Exercise description: Reproduce every entry exactly and leave its pictures out.

Material provided:

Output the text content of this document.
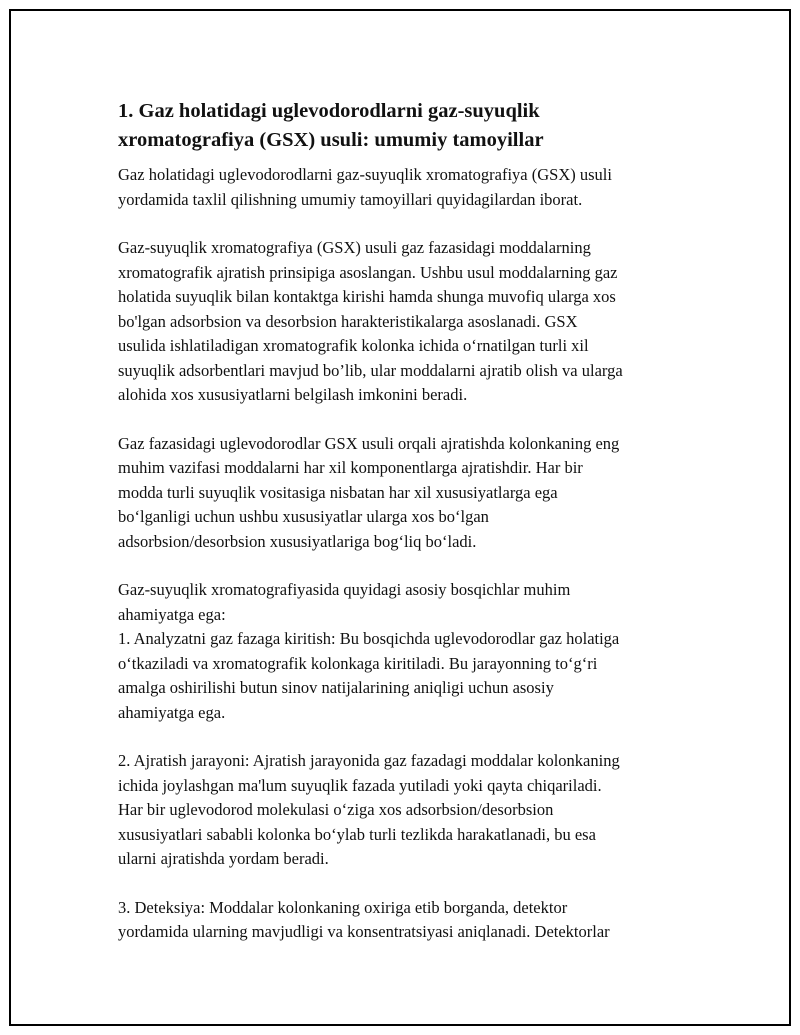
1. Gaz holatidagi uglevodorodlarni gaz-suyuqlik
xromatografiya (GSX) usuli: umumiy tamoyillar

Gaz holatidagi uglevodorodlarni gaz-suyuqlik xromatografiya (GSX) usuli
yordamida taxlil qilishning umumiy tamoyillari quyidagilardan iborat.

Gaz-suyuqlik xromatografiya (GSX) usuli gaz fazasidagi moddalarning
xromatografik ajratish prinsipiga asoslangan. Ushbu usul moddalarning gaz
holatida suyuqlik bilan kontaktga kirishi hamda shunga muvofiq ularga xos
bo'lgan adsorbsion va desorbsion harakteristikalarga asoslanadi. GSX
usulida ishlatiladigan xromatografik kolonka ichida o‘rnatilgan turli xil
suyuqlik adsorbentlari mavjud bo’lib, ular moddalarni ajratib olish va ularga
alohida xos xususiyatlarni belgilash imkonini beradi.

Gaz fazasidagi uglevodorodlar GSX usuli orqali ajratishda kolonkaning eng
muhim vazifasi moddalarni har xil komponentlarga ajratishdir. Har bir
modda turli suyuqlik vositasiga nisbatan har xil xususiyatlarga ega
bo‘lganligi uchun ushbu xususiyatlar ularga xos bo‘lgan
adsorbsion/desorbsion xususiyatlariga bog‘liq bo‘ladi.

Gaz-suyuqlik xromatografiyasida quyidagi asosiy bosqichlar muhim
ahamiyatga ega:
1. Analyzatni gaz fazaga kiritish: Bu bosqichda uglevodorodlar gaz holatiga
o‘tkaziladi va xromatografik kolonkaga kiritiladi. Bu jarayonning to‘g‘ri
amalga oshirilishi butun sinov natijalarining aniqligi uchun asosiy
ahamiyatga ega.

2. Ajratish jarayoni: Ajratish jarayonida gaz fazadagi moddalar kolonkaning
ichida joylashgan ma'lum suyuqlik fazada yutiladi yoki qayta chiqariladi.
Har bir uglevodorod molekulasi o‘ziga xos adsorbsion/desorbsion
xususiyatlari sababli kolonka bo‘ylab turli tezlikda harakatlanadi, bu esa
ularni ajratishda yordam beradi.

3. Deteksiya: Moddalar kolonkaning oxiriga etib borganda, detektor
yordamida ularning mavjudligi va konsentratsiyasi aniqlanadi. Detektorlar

Output below:
Output the text content of this document.
1. Gaz holatidagi uglevodorodlarni gaz-suyuqlik
xromatografiya (GSX) usuli: umumiy tamoyillar

Gaz holatidagi uglevodorodlarni gaz-suyuqlik xromatografiya (GSX) usuli
yordamida taxlil qilishning umumiy tamoyillari quyidagilardan iborat.

Gaz-suyuqlik xromatografiya (GSX) usuli gaz fazasidagi moddalarning
xromatografik ajratish prinsipiga asoslangan. Ushbu usul moddalarning gaz
holatida suyuqlik bilan kontaktga kirishi hamda shunga muvofiq ularga xos
bo'lgan adsorbsion va desorbsion harakteristikalarga asoslanadi. GSX
usulida ishlatiladigan xromatografik kolonka ichida o‘rnatilgan turli xil
suyuqlik adsorbentlari mavjud bo’lib, ular moddalarni ajratib olish va ularga
alohida xos xususiyatlarni belgilash imkonini beradi.

Gaz fazasidagi uglevodorodlar GSX usuli orqali ajratishda kolonkaning eng
muhim vazifasi moddalarni har xil komponentlarga ajratishdir. Har bir
modda turli suyuqlik vositasiga nisbatan har xil xususiyatlarga ega
bo‘lganligi uchun ushbu xususiyatlar ularga xos bo‘lgan
adsorbsion/desorbsion xususiyatlariga bog‘liq bo‘ladi.

Gaz-suyuqlik xromatografiyasida quyidagi asosiy bosqichlar muhim
ahamiyatga ega:
1. Analyzatni gaz fazaga kiritish: Bu bosqichda uglevodorodlar gaz holatiga
o‘tkaziladi va xromatografik kolonkaga kiritiladi. Bu jarayonning to‘g‘ri
amalga oshirilishi butun sinov natijalarining aniqligi uchun asosiy
ahamiyatga ega.

2. Ajratish jarayoni: Ajratish jarayonida gaz fazadagi moddalar kolonkaning
ichida joylashgan ma'lum suyuqlik fazada yutiladi yoki qayta chiqariladi.
Har bir uglevodorod molekulasi o‘ziga xos adsorbsion/desorbsion
xususiyatlari sababli kolonka bo‘ylab turli tezlikda harakatlanadi, bu esa
ularni ajratishda yordam beradi.

3. Deteksiya: Moddalar kolonkaning oxiriga etib borganda, detektor
yordamida ularning mavjudligi va konsentratsiyasi aniqlanadi. Detektorlar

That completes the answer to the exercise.